* _Instruções do exercício_:
A – Traduza para o inglês esta frase do texto sobre o esvaziamento científico: "O pior é quando se utilizam instrumentos caros e sofisticados de consultoria e avaliação para conseguir este esvaziamento."
B – Liste todos os números escritos em algarismos no texto sobre o esvaziamento científico.
C – Escreva a continuação do texto sobre o esvaziamento científico a partir do ponto em que ele termina.

* _Trecho transcrito_:

.....

O sociólogo António Barreto chama a nossa atenção na sua coluna regular dos Domingos no jornal Publico de 21 de Junho de 2009 para o esvaziamento científico nos processos de decisão nas democracias. O pior é quando se utilizam instrumentos caros e sofisticados de consultoria e avaliação para conseguir este esvaziamento. Podia-se estender esta análise do sociólogo à aquilo que acontece nas Universidades em nome de avaliações pedagógicas para “proteger” os alunos (principalmente os “maiores de 23” em regime pós-laboral) com poucas possibilidades de satisfazer as exigências do ensino superior. Serão protegidos ou prejudicados a médio e longo prazos? Ou temos Bolonha para tapar todas as nudezas?

.....

* _Linhas fornecidas_:
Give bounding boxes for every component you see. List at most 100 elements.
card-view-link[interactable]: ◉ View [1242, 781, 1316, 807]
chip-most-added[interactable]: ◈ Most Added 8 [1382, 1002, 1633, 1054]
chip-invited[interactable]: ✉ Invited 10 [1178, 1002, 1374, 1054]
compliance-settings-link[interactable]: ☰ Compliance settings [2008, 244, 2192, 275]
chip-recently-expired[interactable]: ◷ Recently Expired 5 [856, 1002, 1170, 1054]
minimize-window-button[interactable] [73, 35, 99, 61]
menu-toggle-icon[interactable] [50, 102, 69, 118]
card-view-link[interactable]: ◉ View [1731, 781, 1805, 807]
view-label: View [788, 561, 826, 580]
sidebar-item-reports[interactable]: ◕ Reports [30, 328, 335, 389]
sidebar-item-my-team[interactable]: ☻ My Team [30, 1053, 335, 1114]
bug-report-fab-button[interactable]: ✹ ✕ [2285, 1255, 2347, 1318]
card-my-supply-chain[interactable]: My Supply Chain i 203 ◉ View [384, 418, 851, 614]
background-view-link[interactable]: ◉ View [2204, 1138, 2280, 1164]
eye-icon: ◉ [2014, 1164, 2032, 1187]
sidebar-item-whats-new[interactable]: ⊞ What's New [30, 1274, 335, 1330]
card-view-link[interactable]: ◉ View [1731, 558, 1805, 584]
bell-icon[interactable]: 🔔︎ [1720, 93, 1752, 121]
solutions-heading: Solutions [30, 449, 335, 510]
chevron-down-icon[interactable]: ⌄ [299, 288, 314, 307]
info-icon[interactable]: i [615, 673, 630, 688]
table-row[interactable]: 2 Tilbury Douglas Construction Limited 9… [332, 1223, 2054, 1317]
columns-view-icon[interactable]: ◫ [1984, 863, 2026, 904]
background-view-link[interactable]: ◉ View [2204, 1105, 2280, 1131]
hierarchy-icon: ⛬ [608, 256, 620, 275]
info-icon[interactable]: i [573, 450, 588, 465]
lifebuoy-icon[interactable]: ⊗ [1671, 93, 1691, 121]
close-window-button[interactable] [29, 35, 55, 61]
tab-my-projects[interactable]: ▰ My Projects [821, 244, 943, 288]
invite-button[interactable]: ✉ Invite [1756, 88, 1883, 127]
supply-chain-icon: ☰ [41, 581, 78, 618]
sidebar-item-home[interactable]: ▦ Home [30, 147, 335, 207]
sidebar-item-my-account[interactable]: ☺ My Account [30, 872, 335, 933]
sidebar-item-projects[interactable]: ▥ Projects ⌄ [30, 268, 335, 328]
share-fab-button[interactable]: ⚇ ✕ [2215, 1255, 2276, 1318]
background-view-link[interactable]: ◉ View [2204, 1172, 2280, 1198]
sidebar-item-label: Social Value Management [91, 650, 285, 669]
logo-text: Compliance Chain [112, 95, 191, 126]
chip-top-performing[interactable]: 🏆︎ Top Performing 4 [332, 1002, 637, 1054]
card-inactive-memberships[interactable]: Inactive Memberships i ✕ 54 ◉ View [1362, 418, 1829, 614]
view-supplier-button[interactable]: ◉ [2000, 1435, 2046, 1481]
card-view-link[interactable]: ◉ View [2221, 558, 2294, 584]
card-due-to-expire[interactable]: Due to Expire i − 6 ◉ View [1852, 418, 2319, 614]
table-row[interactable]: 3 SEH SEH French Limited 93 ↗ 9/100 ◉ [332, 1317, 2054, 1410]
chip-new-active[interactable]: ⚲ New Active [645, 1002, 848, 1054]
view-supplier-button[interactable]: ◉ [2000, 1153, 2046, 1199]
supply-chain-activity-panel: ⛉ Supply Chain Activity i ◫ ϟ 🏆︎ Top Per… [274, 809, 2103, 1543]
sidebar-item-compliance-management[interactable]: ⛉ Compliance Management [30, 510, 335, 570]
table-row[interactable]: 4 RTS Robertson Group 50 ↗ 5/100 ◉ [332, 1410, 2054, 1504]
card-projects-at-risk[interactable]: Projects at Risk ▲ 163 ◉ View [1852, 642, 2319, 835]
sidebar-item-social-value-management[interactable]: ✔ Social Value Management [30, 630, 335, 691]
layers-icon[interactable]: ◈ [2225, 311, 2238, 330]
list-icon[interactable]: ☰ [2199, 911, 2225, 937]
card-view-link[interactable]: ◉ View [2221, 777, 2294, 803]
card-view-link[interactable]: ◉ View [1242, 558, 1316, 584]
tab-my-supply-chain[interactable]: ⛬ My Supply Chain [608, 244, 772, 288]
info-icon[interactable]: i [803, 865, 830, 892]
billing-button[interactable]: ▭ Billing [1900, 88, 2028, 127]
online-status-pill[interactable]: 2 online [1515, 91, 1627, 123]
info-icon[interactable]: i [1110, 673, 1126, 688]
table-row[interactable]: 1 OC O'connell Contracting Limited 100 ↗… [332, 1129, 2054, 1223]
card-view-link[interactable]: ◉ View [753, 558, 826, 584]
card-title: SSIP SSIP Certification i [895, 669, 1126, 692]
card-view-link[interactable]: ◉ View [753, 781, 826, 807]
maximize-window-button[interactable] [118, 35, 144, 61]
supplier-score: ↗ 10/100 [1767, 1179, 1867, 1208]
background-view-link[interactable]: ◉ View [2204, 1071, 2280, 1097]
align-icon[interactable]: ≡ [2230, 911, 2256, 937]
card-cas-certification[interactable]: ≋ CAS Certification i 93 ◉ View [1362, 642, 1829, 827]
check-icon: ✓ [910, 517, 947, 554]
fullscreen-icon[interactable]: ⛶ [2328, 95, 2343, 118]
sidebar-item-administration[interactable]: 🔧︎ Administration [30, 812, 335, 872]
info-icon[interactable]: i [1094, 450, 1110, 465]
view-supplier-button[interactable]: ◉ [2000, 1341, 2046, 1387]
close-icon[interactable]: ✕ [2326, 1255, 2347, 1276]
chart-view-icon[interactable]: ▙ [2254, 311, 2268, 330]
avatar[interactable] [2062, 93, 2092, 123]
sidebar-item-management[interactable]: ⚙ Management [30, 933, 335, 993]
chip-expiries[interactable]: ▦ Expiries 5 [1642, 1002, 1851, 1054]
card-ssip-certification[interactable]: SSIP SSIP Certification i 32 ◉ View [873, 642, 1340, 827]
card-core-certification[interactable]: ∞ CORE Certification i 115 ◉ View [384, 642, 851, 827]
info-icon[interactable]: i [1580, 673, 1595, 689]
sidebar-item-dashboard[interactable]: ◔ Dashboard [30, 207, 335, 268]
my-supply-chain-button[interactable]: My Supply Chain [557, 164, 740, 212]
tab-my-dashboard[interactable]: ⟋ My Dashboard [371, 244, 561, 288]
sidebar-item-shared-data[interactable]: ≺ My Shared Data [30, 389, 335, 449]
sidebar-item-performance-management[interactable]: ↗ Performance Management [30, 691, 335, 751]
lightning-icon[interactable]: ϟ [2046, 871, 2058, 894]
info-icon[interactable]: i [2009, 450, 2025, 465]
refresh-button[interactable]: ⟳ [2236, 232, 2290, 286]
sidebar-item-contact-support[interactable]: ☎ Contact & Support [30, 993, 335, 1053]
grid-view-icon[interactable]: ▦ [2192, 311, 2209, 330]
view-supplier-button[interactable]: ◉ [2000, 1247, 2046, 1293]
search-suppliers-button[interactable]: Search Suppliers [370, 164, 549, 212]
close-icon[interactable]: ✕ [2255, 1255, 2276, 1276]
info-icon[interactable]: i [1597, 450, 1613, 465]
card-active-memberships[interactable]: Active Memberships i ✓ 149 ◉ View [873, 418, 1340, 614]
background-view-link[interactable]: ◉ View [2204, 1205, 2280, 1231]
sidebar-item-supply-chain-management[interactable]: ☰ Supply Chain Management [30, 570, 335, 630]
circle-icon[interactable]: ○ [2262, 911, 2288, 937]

.....

* _Resultados esperados_:
A – The worst part is when expensive and sophisticated consulting and evaluation tools are used to bring about this hollowing out.

B – 21, 2009, 23

C –
Neste processo são os docentes que se veem obrigados a ganhar novas competências de facilitar o ensino aos discentes a quem se confere o poder de avaliação como arma de arremesso em vez de ser para eles um instrumento de uma auto-avaliação honesta de aprendizagem! Estamos numa situação correspondente àquela que Antonio Barreto denuncia na administração pública: Avaliação técnica pela população, em vez de ser pelos pares.
Teremos que rever se Max Weber pensava bem quando dizia que só existe aristocracia das inteligências, ou se na democracia vende-se inteligências a peso! Basta é a moeda ou o cheque equivalente. Torna-se uma questão de procura e oferta.